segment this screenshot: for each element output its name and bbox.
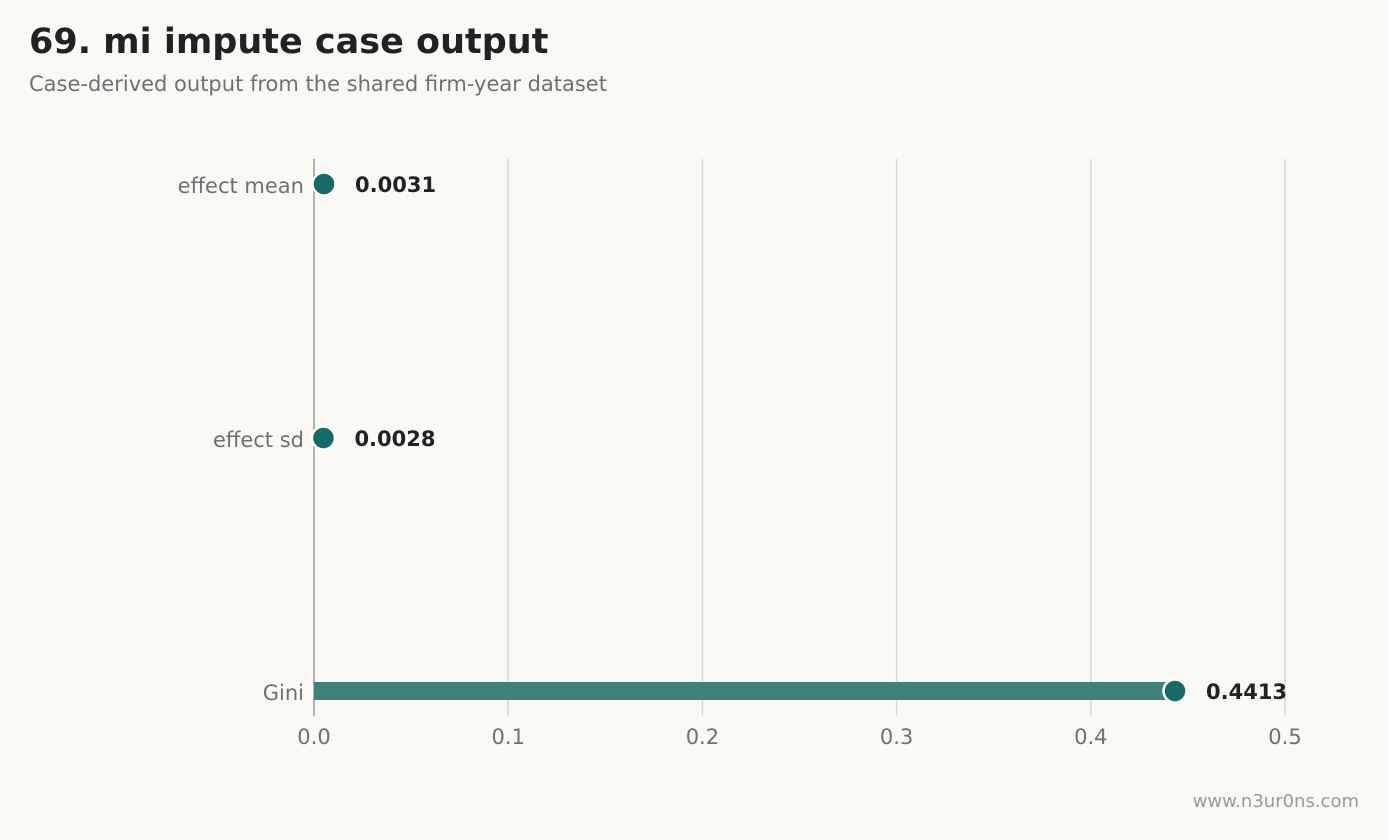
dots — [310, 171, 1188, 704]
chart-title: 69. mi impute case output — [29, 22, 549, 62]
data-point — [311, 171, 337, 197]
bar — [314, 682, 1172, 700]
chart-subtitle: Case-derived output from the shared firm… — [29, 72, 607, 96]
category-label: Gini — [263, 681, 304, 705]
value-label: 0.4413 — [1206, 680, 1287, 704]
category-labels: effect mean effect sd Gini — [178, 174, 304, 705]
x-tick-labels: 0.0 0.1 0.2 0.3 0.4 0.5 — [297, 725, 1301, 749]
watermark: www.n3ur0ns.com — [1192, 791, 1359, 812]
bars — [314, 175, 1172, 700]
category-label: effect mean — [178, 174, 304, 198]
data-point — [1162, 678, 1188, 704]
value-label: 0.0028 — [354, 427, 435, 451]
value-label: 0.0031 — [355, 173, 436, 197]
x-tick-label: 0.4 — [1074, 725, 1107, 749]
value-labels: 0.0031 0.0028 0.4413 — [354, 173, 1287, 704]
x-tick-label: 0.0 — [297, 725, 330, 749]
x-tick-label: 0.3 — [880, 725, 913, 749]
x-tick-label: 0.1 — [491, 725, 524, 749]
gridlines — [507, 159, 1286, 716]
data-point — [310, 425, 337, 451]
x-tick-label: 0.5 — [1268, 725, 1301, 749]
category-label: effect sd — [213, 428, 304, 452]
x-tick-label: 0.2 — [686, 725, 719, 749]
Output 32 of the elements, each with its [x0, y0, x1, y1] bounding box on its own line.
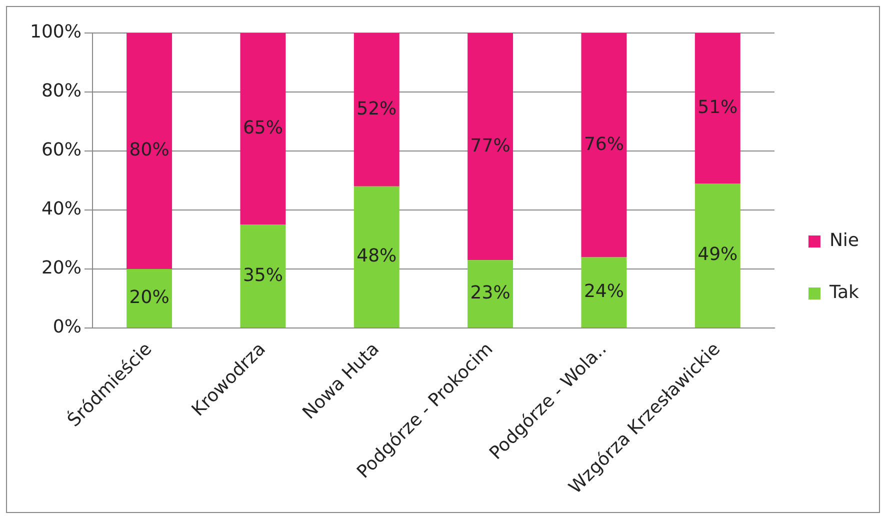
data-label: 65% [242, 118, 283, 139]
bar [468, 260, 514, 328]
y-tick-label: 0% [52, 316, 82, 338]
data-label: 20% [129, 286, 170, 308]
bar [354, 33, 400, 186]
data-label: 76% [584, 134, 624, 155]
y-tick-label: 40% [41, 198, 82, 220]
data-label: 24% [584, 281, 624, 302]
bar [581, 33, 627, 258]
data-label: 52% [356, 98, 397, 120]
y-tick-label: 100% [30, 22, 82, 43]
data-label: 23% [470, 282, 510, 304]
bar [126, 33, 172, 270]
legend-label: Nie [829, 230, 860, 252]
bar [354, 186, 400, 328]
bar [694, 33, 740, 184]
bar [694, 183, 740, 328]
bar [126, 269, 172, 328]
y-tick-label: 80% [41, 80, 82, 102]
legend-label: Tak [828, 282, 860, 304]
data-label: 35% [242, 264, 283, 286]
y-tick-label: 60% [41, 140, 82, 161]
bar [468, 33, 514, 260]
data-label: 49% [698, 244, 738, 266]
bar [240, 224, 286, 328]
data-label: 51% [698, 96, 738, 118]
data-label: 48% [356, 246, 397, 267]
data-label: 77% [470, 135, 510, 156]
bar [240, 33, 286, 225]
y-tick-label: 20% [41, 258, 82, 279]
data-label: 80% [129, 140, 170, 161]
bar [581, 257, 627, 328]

○ ○ ○ ○ ○

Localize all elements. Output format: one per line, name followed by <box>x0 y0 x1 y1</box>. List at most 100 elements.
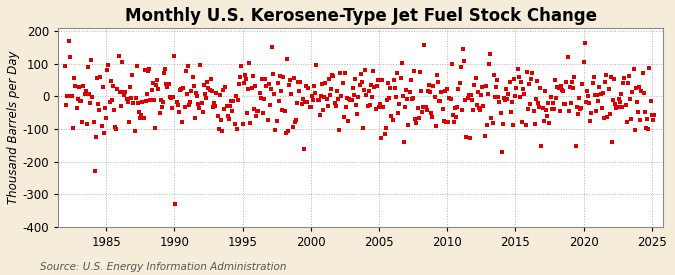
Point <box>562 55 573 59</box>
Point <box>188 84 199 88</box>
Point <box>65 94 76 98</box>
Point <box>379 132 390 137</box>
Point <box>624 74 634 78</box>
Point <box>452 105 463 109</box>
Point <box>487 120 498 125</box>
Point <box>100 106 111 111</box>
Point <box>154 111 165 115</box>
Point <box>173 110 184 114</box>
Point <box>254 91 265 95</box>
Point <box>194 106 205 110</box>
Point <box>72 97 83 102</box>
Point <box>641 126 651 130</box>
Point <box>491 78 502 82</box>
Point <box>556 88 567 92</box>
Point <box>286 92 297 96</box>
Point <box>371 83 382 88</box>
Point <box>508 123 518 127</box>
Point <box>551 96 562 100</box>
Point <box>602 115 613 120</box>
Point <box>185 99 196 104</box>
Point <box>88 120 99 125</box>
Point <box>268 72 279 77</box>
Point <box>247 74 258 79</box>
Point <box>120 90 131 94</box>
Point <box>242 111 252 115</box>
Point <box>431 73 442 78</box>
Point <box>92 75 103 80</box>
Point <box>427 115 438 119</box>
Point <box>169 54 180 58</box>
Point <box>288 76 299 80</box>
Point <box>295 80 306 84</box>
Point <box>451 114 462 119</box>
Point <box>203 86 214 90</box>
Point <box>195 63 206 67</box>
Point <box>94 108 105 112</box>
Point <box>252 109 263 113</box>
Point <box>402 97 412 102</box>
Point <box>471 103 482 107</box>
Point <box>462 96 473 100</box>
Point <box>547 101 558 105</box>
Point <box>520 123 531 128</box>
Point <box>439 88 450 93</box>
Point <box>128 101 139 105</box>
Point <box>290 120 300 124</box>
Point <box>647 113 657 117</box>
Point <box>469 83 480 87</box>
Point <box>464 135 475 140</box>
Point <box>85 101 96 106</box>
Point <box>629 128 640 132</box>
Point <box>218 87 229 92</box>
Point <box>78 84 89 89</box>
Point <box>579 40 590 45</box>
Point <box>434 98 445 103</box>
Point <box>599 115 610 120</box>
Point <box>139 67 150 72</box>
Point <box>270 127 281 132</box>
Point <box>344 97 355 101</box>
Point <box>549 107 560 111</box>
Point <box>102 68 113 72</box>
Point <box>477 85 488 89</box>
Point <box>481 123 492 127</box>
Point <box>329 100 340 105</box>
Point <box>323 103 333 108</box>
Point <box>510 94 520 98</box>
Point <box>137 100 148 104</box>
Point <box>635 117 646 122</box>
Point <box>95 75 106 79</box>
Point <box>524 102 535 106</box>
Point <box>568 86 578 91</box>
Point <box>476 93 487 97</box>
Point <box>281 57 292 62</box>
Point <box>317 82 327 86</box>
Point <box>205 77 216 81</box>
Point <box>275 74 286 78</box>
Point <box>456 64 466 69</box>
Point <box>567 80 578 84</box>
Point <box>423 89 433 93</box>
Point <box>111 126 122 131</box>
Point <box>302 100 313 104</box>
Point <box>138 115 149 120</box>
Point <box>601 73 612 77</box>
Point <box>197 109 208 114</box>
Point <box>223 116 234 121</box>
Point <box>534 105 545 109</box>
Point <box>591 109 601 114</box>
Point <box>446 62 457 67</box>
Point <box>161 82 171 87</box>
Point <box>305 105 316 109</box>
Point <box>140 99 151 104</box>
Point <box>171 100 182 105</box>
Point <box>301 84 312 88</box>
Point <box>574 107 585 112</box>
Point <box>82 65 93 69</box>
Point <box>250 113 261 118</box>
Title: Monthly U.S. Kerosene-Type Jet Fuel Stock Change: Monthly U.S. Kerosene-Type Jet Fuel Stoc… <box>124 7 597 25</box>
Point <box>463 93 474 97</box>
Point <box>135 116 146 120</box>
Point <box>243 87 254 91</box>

○ ○ ○ ○ ○

Please reproduce the entries starting with the line containing "dots — [310, 171, 1188, 704]" and going on through the line containing "x-tick-label: 0.3 — [880, 725, 913, 749]", swapping "data-point" for "marker" and leaving everything else unchanged.

dots — [310, 171, 1188, 704]
chart-title: 69. mi impute case output — [29, 22, 549, 62]
marker — [311, 171, 337, 197]
bar — [314, 682, 1172, 700]
chart-subtitle: Case-derived output from the shared firm… — [29, 72, 607, 96]
category-label: Gini — [263, 681, 304, 705]
value-label: 0.4413 — [1206, 680, 1287, 704]
category-labels: effect mean effect sd Gini — [178, 174, 304, 705]
x-tick-labels: 0.0 0.1 0.2 0.3 0.4 0.5 — [297, 725, 1301, 749]
watermark: www.n3ur0ns.com — [1192, 791, 1359, 812]
bars — [314, 175, 1172, 700]
category-label: effect mean — [178, 174, 304, 198]
marker — [1162, 678, 1188, 704]
value-label: 0.0028 — [354, 427, 435, 451]
value-label: 0.0031 — [355, 173, 436, 197]
x-tick-label: 0.4 — [1074, 725, 1107, 749]
value-labels: 0.0031 0.0028 0.4413 — [354, 173, 1287, 704]
x-tick-label: 0.0 — [297, 725, 330, 749]
x-tick-label: 0.3 — [880, 725, 913, 749]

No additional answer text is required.